__The exercise__. Your task is to print all of the material verbatim.

* * *

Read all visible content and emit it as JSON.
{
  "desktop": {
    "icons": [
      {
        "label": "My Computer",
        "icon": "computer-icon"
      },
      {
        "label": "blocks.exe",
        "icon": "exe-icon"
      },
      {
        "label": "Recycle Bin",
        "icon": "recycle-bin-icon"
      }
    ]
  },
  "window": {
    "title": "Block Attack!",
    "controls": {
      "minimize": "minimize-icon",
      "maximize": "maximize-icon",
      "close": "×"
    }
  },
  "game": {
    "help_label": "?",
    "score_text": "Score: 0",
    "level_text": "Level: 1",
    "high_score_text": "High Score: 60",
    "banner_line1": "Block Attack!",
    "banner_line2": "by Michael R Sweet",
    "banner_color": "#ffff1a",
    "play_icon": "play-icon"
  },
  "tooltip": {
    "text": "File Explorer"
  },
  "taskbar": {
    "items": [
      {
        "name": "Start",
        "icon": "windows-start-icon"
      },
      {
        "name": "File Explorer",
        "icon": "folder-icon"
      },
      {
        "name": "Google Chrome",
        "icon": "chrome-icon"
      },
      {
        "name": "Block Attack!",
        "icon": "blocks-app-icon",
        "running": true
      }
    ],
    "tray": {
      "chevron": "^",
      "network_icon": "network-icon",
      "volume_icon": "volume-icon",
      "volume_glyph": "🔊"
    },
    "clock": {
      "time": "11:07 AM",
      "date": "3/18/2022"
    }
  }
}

* * *

__Correct response__.
Read all visible content and emit it as JSON.
{
  "desktop": {
    "icons": [
      {
        "label": "My Computer",
        "icon": "computer-icon"
      },
      {
        "label": "blocks.exe",
        "icon": "exe-icon"
      },
      {
        "label": "Recycle Bin",
        "icon": "recycle-bin-icon"
      }
    ]
  },
  "window": {
    "title": "Block Attack!",
    "controls": {
      "minimize": "minimize-icon",
      "maximize": "maximize-icon",
      "close": "×"
    }
  },
  "game": {
    "help_label": "?",
    "score_text": "Score: 0",
    "level_text": "Level: 1",
    "high_score_text": "High Score: 60",
    "banner_line1": "Block Attack!",
    "banner_line2": "by Michael R Sweet",
    "banner_color": "#ffff1a",
    "play_icon": "play-icon"
  },
  "tooltip": {
    "text": "File Explorer"
  },
  "taskbar": {
    "items": [
      {
        "name": "Start",
        "icon": "windows-start-icon"
      },
      {
        "name": "File Explorer",
        "icon": "folder-icon"
      },
      {
        "name": "Google Chrome",
        "icon": "chrome-icon"
      },
      {
        "name": "Block Attack!",
        "icon": "blocks-app-icon",
        "running": true
      }
    ],
    "tray": {
      "chevron": "^",
      "network_icon": "network-icon",
      "volume_icon": "volume-icon",
      "volume_glyph": "🔊"
    },
    "clock": {
      "time": "11:07 AM",
      "date": "3/18/2022"
    }
  }
}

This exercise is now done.